What to do:
[1] Transcribe everything in the Mazda CX-9 Sport review from "Let’s start with" down to "almost two tonnes.".
[2] Pick up the Mazda CX-9 Sport review after its final sentence and keep writing it.

+++ Page excerpt +++

While sales are yet to quite match the hype (Mazda moved 439 in its first three weeks on sale), there is clearly a buzz around the brand’s biggest SUV.

Mazda’s designers have pulled off a nifty trick in disguising the raw bulk of the CX-9 Sport behind its wide-but-low bonnet and high window line.

The CX-9 Sport AWD (also available in FWD) we’ve tested here marks the entry point to the range, sitting below the Touring, GT and top-spec Azami trim levels, but it arrives armed with a long list of included equipment and an impressive array of as-standard safety tech.


Let’s start with the obvious: the CX-9 Sport is a lot of car. It seats seven, which makes perfect numerical sense, and isn’t to be confused with the MX-5, that seats two, or the old CX-7, which seated five.

But Mazda’s designers have pulled off a nifty trick in disguising the raw bulk of the CX-9 Sport behind its wide-but-low bonnet and high window line. Viewed in isolation, it just doesn’t look like a seven-seater, and it’s not until you park it next to something smaller that you realise how big it really is – impressive for a car that measures five metres long, 1.9-metres tall and 1.7 metres high, and that weighs almost two tonnes.

It is, dare we say it, rather handsome, with its powerful front-end and swept-back body styling lending the CX-9 Sport an almost athletic road presence.

And there are no obvious visual cues you’re driving the base-model vehicle, either. The Sport sits on 18-inch alloys, and is equipped with halogen daytime running lights at the front, and LED taillights at the rear. The windows are appropriately tinted and the wing-mirrors appropriately body-coloured, too. In fact, apart from the bigger alloys sported by the more expensive models, the Sport doesn’t want for much in the looks department.

There’s thoughtfulness to the cabin design, too. The wheels and dials that control the air-con or the multimedia system, for example, all make a satisfying ‘click’ when you turn them, and when searching for a particular street, the sat nav automatically detects the suburb you’re in so you don’t have to type it in. They sound like the tiniest of things, but they all add to the feeling of quality in the cabin.

The CX-9 is a product of Mazda’s KODO design language, which is supposed to capture the “beauty of motion that animals show in the wild”, which goes someway to explaining why, when viewed head-on, the front grille looks for all money like the wide-open mouth of a whale shark preparing for dinner. It’s the only angle from which the CX-9 doesn’t impress, with that smiling front-end that looks so cute on smaller models taking on Luna Park-esque proportions on the brand’s biggest SUV.

Engine and transmission

There is only one engine/transmission combination available across the CX-9 range, including the Sport, with Mazda ditching the 3.7-litre V6 from the outgoing model and replacing it with a turbocharged 2.5-litre four-cylinder engine, paired with a six-speed automatic transmission.


Seven seats are a given, but the Sport adds plenty of other niceties like shopping bag hooks in the boot, climate control for both the front and middle seats, and a first-in-class third row top tether point. Each row gets two cup holders, bringing the total count to six, with more room for bottles in the door pockets.

Space for second-row passengers is ample, but the third row is best left to the kids. There’s actually less room in the back row than in the outgoing model, with shoulder, hip and leg room all dropping slightly. Fortunately, the driver’s seat is so far away you’re unlikely to hear the kids complaining.

+++ Raw data +++

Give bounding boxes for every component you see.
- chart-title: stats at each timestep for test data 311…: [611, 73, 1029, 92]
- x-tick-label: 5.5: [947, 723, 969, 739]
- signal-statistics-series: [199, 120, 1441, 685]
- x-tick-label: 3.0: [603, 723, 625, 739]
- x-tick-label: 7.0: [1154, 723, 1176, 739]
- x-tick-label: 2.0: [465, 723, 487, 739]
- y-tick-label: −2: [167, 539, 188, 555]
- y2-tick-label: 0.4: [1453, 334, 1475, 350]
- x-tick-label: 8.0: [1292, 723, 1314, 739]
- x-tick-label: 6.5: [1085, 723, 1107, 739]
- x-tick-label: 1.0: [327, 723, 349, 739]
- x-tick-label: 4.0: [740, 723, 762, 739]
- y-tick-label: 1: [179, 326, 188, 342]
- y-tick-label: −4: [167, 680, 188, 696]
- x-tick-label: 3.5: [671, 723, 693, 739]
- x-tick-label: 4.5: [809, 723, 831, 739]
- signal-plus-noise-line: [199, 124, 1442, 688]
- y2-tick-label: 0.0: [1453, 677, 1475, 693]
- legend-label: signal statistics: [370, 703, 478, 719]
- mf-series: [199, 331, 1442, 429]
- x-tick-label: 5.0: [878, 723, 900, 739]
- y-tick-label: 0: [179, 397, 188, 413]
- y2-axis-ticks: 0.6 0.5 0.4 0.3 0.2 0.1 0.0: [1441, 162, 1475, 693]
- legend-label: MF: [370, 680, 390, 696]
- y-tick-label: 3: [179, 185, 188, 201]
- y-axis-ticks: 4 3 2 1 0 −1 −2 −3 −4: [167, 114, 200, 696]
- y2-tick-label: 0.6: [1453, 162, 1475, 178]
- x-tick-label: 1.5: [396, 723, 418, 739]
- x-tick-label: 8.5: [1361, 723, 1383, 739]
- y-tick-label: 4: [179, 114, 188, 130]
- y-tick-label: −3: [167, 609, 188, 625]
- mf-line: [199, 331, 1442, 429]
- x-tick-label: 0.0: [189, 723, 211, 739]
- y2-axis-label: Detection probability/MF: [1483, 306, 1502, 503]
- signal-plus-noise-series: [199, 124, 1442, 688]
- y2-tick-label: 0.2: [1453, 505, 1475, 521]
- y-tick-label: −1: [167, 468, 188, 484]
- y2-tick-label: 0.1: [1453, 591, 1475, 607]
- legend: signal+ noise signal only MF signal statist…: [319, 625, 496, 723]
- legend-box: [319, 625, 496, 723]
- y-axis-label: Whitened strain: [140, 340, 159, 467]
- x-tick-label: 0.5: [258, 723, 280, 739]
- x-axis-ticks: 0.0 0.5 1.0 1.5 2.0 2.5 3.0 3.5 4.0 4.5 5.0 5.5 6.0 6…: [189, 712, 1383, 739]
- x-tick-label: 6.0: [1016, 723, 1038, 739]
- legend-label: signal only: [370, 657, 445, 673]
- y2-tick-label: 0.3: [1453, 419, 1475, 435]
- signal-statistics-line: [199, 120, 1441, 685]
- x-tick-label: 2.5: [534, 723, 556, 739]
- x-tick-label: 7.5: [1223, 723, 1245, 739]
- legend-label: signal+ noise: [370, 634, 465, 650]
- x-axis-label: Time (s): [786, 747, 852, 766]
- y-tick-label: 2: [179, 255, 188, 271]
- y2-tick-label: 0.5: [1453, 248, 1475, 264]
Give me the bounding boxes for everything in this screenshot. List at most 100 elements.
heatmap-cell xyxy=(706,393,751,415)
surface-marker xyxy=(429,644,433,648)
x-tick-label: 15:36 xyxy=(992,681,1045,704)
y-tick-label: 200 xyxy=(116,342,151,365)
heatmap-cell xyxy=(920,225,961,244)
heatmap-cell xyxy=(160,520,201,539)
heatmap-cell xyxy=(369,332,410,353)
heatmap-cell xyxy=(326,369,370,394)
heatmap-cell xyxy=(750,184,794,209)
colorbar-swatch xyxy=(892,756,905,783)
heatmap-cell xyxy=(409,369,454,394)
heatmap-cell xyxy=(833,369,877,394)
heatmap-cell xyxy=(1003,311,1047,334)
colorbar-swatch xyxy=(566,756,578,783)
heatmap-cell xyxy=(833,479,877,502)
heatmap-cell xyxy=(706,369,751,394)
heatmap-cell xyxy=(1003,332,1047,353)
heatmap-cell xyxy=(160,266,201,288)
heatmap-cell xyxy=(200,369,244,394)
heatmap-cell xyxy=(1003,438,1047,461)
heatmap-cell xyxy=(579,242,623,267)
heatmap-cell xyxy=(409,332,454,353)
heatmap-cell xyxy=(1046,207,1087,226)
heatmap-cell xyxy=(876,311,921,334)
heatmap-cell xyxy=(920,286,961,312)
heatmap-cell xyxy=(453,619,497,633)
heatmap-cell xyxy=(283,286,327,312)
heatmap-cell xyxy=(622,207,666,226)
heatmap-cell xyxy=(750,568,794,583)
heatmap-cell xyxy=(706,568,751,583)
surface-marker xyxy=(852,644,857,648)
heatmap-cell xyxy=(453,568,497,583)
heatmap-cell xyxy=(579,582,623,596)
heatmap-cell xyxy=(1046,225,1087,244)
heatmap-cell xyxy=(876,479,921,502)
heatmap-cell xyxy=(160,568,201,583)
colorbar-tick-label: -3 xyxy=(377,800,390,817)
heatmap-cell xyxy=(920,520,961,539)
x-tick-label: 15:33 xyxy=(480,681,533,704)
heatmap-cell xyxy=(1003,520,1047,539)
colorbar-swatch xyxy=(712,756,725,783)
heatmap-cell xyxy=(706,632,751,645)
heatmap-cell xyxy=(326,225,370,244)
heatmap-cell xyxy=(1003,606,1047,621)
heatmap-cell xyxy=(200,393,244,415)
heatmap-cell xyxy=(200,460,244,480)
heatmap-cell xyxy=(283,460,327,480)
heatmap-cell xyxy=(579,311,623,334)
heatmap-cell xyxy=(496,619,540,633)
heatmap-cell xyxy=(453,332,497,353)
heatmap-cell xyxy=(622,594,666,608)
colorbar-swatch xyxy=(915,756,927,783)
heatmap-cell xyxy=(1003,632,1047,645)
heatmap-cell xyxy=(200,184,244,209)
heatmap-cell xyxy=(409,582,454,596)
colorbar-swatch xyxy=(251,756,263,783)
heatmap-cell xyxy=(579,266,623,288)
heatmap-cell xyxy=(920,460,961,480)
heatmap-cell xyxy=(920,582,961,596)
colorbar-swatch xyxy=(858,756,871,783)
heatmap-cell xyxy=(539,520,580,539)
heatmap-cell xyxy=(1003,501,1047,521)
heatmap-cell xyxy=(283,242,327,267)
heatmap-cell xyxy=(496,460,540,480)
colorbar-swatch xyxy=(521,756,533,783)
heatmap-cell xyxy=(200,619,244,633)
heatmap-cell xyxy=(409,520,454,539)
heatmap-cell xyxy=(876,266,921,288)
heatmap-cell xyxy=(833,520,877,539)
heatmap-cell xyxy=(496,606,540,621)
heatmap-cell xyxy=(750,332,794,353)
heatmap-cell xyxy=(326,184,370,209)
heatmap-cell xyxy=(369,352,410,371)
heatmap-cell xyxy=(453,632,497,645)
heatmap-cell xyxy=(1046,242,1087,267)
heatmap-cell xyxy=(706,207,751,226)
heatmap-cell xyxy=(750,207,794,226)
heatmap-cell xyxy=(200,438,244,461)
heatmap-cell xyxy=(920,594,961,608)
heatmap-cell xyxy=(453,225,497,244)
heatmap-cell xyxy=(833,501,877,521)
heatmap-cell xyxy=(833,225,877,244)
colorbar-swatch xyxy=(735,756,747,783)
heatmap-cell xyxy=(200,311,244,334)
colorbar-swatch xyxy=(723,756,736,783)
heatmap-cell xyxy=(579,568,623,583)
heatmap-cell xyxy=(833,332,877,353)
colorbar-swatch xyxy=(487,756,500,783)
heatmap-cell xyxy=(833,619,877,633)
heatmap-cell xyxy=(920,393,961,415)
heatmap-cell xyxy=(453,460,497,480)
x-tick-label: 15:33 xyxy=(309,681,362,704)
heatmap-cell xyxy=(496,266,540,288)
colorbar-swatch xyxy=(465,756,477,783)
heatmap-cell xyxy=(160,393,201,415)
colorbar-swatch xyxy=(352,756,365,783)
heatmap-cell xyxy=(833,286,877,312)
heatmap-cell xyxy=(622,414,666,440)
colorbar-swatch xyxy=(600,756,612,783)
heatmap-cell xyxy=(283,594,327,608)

+++

Task-by-task results:
[1]
Let’s start with the obvious: the CX-9 Sport is a lot of car. It seats seven, which makes perfect numerical sense, and isn’t to be confused with the MX-5, that seats two, or the old CX-7, which seated five.

But Mazda’s designers have pulled off a nifty trick in disguising the raw bulk of the CX-9 Sport behind its wide-but-low bonnet and high window line. Viewed in isolation, it just doesn’t look like a seven-seater, and it’s not until you park it next to something smaller that you realise how big it really is – impressive for a car that measures five metres long, 1.9-metres tall and 1.7 metres high, and that weighs almost two tonnes.

[2]
The second row seats split 60/40, while the third row splits 50/50 via a pull strap accessible from the boot. Third row up, you’ll get 230-litres of boot space (which won’t be anywhere near enough for a full grocery shop), and with the rear seats folded flat you’ll get a far more useable 810 litres. Flatten the second and third row of seats and you’ll get a cavernous 1,641 litres.

Price and features

The CX-9 Sport AWD we’ve tested wears a $46,490 list price, though that drops to $42,490 if you opt for the FWD version. And unless you really think you’ll need all-wheel drive, that $4,000 is money better off in your pocket.

The standouts on the CX-9 Sport’s standard features list include 18-inch alloys, Mazda’s MZD Connect multimedia system linked to a seven-inch touchscreen, a good-not-great six-speaker sound system with access to streaming apps like Pandora (but no Apple CarPlay or Android Auto), sat-nav and push-button start.

Crucially, the CX-9 Sport does miss out on easy-to-clean leather seats, which might be a deal-breaker for parents.

Fuel consumption

The CX-9 Sport scores points for sipping relatively cheap Regular 91 RON fuel, using a claimed/official 8.8L/100km kilometres in our all-wheel drive test car, which drops to 8.4 in the front-wheel drive version. That said, after a week of mostly urban use, the trip computer showed a less-impressive 12.9L/100km.

Like the rest of the CX-9 range, the Sport is equipped with a smooth stop-start system, along with Mazda’s clever i-ELOOP technology that captures kinetic energy under brakes and uses it to power the car’s electronics. The result, Mazda says, is a five-per-cent reduction in fuel use.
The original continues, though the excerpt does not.